Gather, from the listing beneath this task, every line holding the string "Move".

[Dataset items]
■ ■ ■ ■ ■ ■ ■

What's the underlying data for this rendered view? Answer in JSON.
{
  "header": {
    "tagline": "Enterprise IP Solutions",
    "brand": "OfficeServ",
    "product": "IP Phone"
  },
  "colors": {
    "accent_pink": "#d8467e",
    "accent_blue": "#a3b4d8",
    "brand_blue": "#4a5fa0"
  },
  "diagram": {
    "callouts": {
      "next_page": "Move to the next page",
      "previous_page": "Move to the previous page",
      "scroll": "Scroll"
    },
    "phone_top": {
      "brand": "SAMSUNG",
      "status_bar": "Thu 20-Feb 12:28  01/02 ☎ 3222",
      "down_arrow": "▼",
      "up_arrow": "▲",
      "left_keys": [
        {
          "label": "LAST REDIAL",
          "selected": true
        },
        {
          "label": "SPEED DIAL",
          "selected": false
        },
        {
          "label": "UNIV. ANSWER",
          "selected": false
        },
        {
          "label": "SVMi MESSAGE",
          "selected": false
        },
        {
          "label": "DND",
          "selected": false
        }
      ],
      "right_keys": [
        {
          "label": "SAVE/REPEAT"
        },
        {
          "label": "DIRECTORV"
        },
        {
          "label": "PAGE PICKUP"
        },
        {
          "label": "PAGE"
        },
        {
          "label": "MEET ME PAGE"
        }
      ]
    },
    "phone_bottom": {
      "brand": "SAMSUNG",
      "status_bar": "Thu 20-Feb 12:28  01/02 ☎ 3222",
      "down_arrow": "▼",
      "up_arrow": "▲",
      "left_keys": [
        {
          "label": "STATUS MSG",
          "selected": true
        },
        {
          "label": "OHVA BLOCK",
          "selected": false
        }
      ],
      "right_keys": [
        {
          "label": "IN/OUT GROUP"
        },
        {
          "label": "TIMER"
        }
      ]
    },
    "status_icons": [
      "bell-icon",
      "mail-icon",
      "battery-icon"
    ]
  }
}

■ ■ ■ ■ ■ ■ ■

» **Exercise answer**:
      "next_page": "Move to the next page",
      "previous_page": "Move to the previous page",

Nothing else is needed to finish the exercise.